Dataset listings of figures:
%%

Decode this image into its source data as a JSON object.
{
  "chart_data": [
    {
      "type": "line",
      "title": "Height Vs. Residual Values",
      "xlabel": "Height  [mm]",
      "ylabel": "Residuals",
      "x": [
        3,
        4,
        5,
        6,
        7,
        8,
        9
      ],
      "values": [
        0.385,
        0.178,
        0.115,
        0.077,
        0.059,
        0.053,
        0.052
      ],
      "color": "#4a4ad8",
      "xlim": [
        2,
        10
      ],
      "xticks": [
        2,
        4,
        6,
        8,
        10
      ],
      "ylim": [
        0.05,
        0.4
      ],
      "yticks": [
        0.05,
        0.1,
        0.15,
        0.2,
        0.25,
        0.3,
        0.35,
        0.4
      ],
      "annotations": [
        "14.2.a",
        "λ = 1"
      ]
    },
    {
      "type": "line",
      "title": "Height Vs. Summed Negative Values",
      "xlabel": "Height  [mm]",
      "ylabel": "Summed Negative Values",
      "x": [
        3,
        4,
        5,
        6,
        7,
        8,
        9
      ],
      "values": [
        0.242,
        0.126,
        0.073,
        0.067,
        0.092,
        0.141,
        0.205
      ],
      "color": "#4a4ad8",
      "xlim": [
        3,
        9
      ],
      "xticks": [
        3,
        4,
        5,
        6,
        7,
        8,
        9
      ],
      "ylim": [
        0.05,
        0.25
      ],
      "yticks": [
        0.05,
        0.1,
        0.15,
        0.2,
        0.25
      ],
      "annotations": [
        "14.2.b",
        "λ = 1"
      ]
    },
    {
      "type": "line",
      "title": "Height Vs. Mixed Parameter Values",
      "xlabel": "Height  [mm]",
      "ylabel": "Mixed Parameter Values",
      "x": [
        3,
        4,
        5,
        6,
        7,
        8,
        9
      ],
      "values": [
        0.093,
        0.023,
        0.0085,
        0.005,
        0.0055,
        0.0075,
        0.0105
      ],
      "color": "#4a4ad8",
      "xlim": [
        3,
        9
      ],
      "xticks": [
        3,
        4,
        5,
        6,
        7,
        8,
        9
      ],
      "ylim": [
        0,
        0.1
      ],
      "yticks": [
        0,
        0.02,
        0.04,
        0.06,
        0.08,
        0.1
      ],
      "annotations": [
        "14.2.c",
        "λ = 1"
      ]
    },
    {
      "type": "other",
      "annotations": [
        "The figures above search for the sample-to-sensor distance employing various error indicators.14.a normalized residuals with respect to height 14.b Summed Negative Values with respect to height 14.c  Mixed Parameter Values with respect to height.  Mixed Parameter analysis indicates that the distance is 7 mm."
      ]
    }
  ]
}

%%

**Problem details:**
Print again each line of the listing above, exactly as it appears.

**Exercise answer:**
Decode this image into its source data as a JSON object.
{
  "chart_data": [
    {
      "type": "line",
      "title": "Height Vs. Residual Values",
      "xlabel": "Height  [mm]",
      "ylabel": "Residuals",
      "x": [
        3,
        4,
        5,
        6,
        7,
        8,
        9
      ],
      "values": [
        0.385,
        0.178,
        0.115,
        0.077,
        0.059,
        0.053,
        0.052
      ],
      "color": "#4a4ad8",
      "xlim": [
        2,
        10
      ],
      "xticks": [
        2,
        4,
        6,
        8,
        10
      ],
      "ylim": [
        0.05,
        0.4
      ],
      "yticks": [
        0.05,
        0.1,
        0.15,
        0.2,
        0.25,
        0.3,
        0.35,
        0.4
      ],
      "annotations": [
        "14.2.a",
        "λ = 1"
      ]
    },
    {
      "type": "line",
      "title": "Height Vs. Summed Negative Values",
      "xlabel": "Height  [mm]",
      "ylabel": "Summed Negative Values",
      "x": [
        3,
        4,
        5,
        6,
        7,
        8,
        9
      ],
      "values": [
        0.242,
        0.126,
        0.073,
        0.067,
        0.092,
        0.141,
        0.205
      ],
      "color": "#4a4ad8",
      "xlim": [
        3,
        9
      ],
      "xticks": [
        3,
        4,
        5,
        6,
        7,
        8,
        9
      ],
      "ylim": [
        0.05,
        0.25
      ],
      "yticks": [
        0.05,
        0.1,
        0.15,
        0.2,
        0.25
      ],
      "annotations": [
        "14.2.b",
        "λ = 1"
      ]
    },
    {
      "type": "line",
      "title": "Height Vs. Mixed Parameter Values",
      "xlabel": "Height  [mm]",
      "ylabel": "Mixed Parameter Values",
      "x": [
        3,
        4,
        5,
        6,
        7,
        8,
        9
      ],
      "values": [
        0.093,
        0.023,
        0.0085,
        0.005,
        0.0055,
        0.0075,
        0.0105
      ],
      "color": "#4a4ad8",
      "xlim": [
        3,
        9
      ],
      "xticks": [
        3,
        4,
        5,
        6,
        7,
        8,
        9
      ],
      "ylim": [
        0,
        0.1
      ],
      "yticks": [
        0,
        0.02,
        0.04,
        0.06,
        0.08,
        0.1
      ],
      "annotations": [
        "14.2.c",
        "λ = 1"
      ]
    },
    {
      "type": "other",
      "annotations": [
        "The figures above search for the sample-to-sensor distance employing various error indicators.14.a normalized residuals with respect to height 14.b Summed Negative Values with respect to height 14.c  Mixed Parameter Values with respect to height.  Mixed Parameter analysis indicates that the distance is 7 mm."
      ]
    }
  ]
}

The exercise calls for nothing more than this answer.